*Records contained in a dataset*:
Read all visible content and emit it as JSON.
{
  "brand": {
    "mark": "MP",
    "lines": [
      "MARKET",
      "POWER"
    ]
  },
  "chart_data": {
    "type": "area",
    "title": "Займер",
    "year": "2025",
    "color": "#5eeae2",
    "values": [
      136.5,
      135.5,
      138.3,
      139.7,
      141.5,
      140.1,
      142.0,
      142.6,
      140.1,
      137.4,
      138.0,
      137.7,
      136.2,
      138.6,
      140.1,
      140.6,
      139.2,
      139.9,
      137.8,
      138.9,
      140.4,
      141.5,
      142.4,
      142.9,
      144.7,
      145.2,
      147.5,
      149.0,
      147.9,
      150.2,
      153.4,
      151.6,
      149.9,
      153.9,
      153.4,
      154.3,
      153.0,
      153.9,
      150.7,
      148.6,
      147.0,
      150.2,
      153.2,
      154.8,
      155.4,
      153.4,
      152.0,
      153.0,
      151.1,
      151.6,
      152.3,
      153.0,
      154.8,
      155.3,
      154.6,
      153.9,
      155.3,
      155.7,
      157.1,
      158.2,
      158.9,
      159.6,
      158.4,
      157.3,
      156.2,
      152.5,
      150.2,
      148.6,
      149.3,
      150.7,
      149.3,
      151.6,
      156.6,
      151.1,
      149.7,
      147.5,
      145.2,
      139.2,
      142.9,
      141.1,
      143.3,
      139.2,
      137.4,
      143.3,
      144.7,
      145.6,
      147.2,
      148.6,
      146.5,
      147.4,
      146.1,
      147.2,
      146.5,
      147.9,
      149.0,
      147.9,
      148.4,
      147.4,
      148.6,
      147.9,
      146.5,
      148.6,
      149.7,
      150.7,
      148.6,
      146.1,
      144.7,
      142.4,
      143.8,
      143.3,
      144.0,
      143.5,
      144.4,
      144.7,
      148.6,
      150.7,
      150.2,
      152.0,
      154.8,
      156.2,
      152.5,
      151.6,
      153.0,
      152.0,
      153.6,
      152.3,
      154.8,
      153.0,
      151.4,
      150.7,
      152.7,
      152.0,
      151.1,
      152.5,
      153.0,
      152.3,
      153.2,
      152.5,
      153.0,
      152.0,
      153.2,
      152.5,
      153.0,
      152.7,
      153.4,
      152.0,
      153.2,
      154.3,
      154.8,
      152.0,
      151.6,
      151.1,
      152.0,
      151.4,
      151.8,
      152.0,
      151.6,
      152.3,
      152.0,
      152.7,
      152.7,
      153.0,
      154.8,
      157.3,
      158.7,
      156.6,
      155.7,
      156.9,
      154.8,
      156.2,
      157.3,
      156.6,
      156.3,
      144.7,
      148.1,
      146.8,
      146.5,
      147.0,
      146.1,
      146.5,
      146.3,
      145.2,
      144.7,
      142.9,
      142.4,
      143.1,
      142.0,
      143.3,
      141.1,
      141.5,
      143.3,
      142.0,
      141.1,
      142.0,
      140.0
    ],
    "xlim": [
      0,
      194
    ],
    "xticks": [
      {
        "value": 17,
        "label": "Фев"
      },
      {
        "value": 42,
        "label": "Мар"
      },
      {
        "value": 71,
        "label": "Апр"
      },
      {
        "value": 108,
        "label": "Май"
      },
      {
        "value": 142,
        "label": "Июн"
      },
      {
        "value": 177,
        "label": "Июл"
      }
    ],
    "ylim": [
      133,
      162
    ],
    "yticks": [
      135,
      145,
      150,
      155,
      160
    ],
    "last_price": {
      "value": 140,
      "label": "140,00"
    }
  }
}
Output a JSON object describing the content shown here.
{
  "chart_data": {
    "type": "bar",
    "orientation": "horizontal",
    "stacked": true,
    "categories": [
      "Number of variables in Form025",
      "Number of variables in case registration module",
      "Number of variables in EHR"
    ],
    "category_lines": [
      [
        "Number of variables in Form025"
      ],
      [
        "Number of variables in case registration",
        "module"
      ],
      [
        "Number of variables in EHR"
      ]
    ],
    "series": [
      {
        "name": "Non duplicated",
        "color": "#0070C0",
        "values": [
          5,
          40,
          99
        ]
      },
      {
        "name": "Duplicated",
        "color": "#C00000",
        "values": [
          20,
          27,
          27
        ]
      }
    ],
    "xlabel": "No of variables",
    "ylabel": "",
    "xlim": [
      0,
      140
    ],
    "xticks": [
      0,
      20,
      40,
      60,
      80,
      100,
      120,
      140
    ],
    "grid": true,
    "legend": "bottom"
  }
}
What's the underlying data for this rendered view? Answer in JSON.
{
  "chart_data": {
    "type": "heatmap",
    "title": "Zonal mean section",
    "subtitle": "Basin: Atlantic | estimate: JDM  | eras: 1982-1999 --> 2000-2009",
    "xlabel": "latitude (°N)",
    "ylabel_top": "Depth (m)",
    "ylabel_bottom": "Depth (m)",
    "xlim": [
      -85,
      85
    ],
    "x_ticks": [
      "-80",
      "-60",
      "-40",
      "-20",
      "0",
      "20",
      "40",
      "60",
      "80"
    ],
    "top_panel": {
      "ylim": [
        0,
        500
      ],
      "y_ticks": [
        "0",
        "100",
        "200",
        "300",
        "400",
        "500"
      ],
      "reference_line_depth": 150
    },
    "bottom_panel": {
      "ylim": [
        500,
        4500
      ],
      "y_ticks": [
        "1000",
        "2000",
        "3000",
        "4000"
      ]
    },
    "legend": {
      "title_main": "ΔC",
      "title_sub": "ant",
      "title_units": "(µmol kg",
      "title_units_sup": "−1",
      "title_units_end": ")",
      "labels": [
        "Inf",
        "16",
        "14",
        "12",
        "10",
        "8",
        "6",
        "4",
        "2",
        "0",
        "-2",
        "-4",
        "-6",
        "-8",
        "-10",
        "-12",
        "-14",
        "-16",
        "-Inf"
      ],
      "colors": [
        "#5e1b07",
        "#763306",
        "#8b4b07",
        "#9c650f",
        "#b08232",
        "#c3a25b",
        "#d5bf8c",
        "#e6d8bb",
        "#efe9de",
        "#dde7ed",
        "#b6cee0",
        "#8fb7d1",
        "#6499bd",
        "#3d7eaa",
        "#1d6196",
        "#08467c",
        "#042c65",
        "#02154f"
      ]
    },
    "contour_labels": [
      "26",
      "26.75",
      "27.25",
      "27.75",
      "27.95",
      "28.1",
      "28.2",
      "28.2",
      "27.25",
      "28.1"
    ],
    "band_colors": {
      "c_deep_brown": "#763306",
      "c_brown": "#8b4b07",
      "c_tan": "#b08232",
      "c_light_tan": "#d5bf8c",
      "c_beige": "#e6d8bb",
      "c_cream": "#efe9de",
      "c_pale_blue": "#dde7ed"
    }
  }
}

*What you need to do*: Every record above should be copied exactly.

*Worked answer*:
Read all visible content and emit it as JSON.
{
  "brand": {
    "mark": "MP",
    "lines": [
      "MARKET",
      "POWER"
    ]
  },
  "chart_data": {
    "type": "area",
    "title": "Займер",
    "year": "2025",
    "color": "#5eeae2",
    "values": [
      136.5,
      135.5,
      138.3,
      139.7,
      141.5,
      140.1,
      142.0,
      142.6,
      140.1,
      137.4,
      138.0,
      137.7,
      136.2,
      138.6,
      140.1,
      140.6,
      139.2,
      139.9,
      137.8,
      138.9,
      140.4,
      141.5,
      142.4,
      142.9,
      144.7,
      145.2,
      147.5,
      149.0,
      147.9,
      150.2,
      153.4,
      151.6,
      149.9,
      153.9,
      153.4,
      154.3,
      153.0,
      153.9,
      150.7,
      148.6,
      147.0,
      150.2,
      153.2,
      154.8,
      155.4,
      153.4,
      152.0,
      153.0,
      151.1,
      151.6,
      152.3,
      153.0,
      154.8,
      155.3,
      154.6,
      153.9,
      155.3,
      155.7,
      157.1,
      158.2,
      158.9,
      159.6,
      158.4,
      157.3,
      156.2,
      152.5,
      150.2,
      148.6,
      149.3,
      150.7,
      149.3,
      151.6,
      156.6,
      151.1,
      149.7,
      147.5,
      145.2,
      139.2,
      142.9,
      141.1,
      143.3,
      139.2,
      137.4,
      143.3,
      144.7,
      145.6,
      147.2,
      148.6,
      146.5,
      147.4,
      146.1,
      147.2,
      146.5,
      147.9,
      149.0,
      147.9,
      148.4,
      147.4,
      148.6,
      147.9,
      146.5,
      148.6,
      149.7,
      150.7,
      148.6,
      146.1,
      144.7,
      142.4,
      143.8,
      143.3,
      144.0,
      143.5,
      144.4,
      144.7,
      148.6,
      150.7,
      150.2,
      152.0,
      154.8,
      156.2,
      152.5,
      151.6,
      153.0,
      152.0,
      153.6,
      152.3,
      154.8,
      153.0,
      151.4,
      150.7,
      152.7,
      152.0,
      151.1,
      152.5,
      153.0,
      152.3,
      153.2,
      152.5,
      153.0,
      152.0,
      153.2,
      152.5,
      153.0,
      152.7,
      153.4,
      152.0,
      153.2,
      154.3,
      154.8,
      152.0,
      151.6,
      151.1,
      152.0,
      151.4,
      151.8,
      152.0,
      151.6,
      152.3,
      152.0,
      152.7,
      152.7,
      153.0,
      154.8,
      157.3,
      158.7,
      156.6,
      155.7,
      156.9,
      154.8,
      156.2,
      157.3,
      156.6,
      156.3,
      144.7,
      148.1,
      146.8,
      146.5,
      147.0,
      146.1,
      146.5,
      146.3,
      145.2,
      144.7,
      142.9,
      142.4,
      143.1,
      142.0,
      143.3,
      141.1,
      141.5,
      143.3,
      142.0,
      141.1,
      142.0,
      140.0
    ],
    "xlim": [
      0,
      194
    ],
    "xticks": [
      {
        "value": 17,
        "label": "Фев"
      },
      {
        "value": 42,
        "label": "Мар"
      },
      {
        "value": 71,
        "label": "Апр"
      },
      {
        "value": 108,
        "label": "Май"
      },
      {
        "value": 142,
        "label": "Июн"
      },
      {
        "value": 177,
        "label": "Июл"
      }
    ],
    "ylim": [
      133,
      162
    ],
    "yticks": [
      135,
      145,
      150,
      155,
      160
    ],
    "last_price": {
      "value": 140,
      "label": "140,00"
    }
  }
}
Output a JSON object describing the content shown here.
{
  "chart_data": {
    "type": "bar",
    "orientation": "horizontal",
    "stacked": true,
    "categories": [
      "Number of variables in Form025",
      "Number of variables in case registration module",
      "Number of variables in EHR"
    ],
    "category_lines": [
      [
        "Number of variables in Form025"
      ],
      [
        "Number of variables in case registration",
        "module"
      ],
      [
        "Number of variables in EHR"
      ]
    ],
    "series": [
      {
        "name": "Non duplicated",
        "color": "#0070C0",
        "values": [
          5,
          40,
          99
        ]
      },
      {
        "name": "Duplicated",
        "color": "#C00000",
        "values": [
          20,
          27,
          27
        ]
      }
    ],
    "xlabel": "No of variables",
    "ylabel": "",
    "xlim": [
      0,
      140
    ],
    "xticks": [
      0,
      20,
      40,
      60,
      80,
      100,
      120,
      140
    ],
    "grid": true,
    "legend": "bottom"
  }
}
What's the underlying data for this rendered view? Answer in JSON.
{
  "chart_data": {
    "type": "heatmap",
    "title": "Zonal mean section",
    "subtitle": "Basin: Atlantic | estimate: JDM  | eras: 1982-1999 --> 2000-2009",
    "xlabel": "latitude (°N)",
    "ylabel_top": "Depth (m)",
    "ylabel_bottom": "Depth (m)",
    "xlim": [
      -85,
      85
    ],
    "x_ticks": [
      "-80",
      "-60",
      "-40",
      "-20",
      "0",
      "20",
      "40",
      "60",
      "80"
    ],
    "top_panel": {
      "ylim": [
        0,
        500
      ],
      "y_ticks": [
        "0",
        "100",
        "200",
        "300",
        "400",
        "500"
      ],
      "reference_line_depth": 150
    },
    "bottom_panel": {
      "ylim": [
        500,
        4500
      ],
      "y_ticks": [
        "1000",
        "2000",
        "3000",
        "4000"
      ]
    },
    "legend": {
      "title_main": "ΔC",
      "title_sub": "ant",
      "title_units": "(µmol kg",
      "title_units_sup": "−1",
      "title_units_end": ")",
      "labels": [
        "Inf",
        "16",
        "14",
        "12",
        "10",
        "8",
        "6",
        "4",
        "2",
        "0",
        "-2",
        "-4",
        "-6",
        "-8",
        "-10",
        "-12",
        "-14",
        "-16",
        "-Inf"
      ],
      "colors": [
        "#5e1b07",
        "#763306",
        "#8b4b07",
        "#9c650f",
        "#b08232",
        "#c3a25b",
        "#d5bf8c",
        "#e6d8bb",
        "#efe9de",
        "#dde7ed",
        "#b6cee0",
        "#8fb7d1",
        "#6499bd",
        "#3d7eaa",
        "#1d6196",
        "#08467c",
        "#042c65",
        "#02154f"
      ]
    },
    "contour_labels": [
      "26",
      "26.75",
      "27.25",
      "27.75",
      "27.95",
      "28.1",
      "28.2",
      "28.2",
      "27.25",
      "28.1"
    ],
    "band_colors": {
      "c_deep_brown": "#763306",
      "c_brown": "#8b4b07",
      "c_tan": "#b08232",
      "c_light_tan": "#d5bf8c",
      "c_beige": "#e6d8bb",
      "c_cream": "#efe9de",
      "c_pale_blue": "#dde7ed"
    }
  }
}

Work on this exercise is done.